═══ Data lines ═══

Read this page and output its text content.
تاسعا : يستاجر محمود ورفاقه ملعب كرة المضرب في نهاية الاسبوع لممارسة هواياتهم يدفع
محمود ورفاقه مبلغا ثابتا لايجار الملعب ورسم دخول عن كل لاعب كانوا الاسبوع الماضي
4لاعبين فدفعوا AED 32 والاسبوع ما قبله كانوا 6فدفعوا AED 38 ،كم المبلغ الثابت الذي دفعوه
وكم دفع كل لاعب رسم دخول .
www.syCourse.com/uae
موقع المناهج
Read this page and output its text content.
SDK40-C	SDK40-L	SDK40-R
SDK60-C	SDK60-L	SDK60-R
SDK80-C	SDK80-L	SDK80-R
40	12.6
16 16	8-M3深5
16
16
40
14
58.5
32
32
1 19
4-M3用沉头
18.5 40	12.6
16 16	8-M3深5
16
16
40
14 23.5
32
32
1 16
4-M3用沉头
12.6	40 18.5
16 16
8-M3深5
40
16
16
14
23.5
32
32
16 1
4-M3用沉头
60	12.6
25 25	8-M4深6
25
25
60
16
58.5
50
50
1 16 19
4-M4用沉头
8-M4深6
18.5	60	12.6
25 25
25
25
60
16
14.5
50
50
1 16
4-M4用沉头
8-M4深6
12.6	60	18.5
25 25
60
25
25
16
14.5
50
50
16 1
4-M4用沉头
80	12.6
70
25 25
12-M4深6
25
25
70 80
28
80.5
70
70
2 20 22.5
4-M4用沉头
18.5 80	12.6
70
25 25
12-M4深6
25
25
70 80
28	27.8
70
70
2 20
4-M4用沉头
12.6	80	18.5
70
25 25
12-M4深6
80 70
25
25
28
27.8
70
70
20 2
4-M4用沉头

═══
═══ Data lines ═══

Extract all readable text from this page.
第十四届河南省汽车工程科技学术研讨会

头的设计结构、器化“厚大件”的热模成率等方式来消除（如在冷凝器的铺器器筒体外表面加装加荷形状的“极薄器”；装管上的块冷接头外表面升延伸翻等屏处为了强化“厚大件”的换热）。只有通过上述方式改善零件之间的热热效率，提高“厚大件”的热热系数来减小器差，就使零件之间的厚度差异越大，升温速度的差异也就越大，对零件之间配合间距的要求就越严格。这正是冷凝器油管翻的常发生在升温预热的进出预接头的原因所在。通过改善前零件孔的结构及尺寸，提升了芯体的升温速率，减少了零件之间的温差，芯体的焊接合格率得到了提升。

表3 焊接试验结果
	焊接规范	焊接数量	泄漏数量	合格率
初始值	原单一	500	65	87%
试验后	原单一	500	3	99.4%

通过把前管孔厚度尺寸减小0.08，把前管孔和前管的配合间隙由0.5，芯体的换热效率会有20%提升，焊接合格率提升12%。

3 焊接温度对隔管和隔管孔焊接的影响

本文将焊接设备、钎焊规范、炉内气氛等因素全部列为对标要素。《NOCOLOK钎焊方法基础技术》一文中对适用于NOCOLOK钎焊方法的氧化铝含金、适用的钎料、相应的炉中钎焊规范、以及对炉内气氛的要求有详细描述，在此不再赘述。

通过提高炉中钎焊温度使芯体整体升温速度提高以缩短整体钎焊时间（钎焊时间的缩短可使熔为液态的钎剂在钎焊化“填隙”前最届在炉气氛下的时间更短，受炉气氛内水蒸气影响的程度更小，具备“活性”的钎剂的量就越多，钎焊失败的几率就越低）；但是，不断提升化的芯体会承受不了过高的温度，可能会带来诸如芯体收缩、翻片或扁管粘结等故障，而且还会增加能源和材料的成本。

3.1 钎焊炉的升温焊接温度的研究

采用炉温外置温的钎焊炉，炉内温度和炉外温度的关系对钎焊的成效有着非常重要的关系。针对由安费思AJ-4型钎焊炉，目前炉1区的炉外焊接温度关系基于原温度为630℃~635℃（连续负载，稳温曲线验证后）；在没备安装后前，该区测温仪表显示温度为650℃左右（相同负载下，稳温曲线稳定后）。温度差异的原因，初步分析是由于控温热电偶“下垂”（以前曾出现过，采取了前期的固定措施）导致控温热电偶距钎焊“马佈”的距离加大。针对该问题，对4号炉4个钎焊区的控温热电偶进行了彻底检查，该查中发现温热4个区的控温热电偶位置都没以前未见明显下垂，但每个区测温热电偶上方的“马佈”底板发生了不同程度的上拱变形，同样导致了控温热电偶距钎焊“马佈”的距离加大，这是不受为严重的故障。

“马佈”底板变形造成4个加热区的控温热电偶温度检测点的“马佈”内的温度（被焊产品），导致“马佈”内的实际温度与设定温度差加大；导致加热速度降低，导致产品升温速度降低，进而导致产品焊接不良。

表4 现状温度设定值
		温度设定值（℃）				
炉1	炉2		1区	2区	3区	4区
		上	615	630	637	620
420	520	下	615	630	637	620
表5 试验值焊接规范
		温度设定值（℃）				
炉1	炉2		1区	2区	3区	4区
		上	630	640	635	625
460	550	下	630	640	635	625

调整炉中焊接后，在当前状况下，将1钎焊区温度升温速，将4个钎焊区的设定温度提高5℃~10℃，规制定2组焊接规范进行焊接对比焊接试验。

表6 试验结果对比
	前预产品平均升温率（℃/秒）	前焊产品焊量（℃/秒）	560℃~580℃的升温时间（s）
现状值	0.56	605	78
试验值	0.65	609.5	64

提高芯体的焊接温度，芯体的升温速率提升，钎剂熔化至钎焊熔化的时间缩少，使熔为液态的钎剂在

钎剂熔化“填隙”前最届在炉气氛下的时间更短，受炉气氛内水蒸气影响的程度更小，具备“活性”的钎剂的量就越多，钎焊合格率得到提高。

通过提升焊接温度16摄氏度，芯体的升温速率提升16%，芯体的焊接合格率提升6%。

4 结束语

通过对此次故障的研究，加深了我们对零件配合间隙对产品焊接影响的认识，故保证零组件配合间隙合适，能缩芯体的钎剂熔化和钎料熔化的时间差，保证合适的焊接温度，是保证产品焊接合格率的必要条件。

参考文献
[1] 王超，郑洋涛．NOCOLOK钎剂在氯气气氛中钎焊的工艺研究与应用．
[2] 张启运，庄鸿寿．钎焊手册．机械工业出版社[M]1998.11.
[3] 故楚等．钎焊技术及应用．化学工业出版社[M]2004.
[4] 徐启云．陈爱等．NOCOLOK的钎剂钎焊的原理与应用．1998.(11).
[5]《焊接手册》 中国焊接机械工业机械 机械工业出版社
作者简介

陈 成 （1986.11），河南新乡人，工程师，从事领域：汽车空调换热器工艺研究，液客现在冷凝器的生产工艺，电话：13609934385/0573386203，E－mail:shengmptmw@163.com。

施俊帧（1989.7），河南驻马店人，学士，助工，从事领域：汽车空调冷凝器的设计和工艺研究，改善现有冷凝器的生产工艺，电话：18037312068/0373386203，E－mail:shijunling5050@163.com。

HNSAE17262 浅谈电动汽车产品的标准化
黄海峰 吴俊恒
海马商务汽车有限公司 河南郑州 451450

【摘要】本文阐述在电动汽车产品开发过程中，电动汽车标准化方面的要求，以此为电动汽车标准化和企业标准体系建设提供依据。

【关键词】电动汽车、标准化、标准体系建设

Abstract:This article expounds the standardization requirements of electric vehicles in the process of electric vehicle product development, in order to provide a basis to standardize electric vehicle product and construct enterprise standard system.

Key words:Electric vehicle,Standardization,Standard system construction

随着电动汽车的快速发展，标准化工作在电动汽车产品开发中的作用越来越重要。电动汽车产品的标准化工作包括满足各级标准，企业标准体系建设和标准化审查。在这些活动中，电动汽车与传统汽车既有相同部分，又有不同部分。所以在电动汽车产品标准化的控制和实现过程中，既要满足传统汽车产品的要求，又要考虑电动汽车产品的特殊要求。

═══

### Task goal
Lines holding the word "机械工业出版社" in the entries above are the ones to pull out. Copy them all.

### Task result
[2] 张启运，庄鸿寿．钎焊手册．机械工业出版社[M]1998.11.
[5]《焊接手册》 中国焊接机械工业机械 机械工业出版社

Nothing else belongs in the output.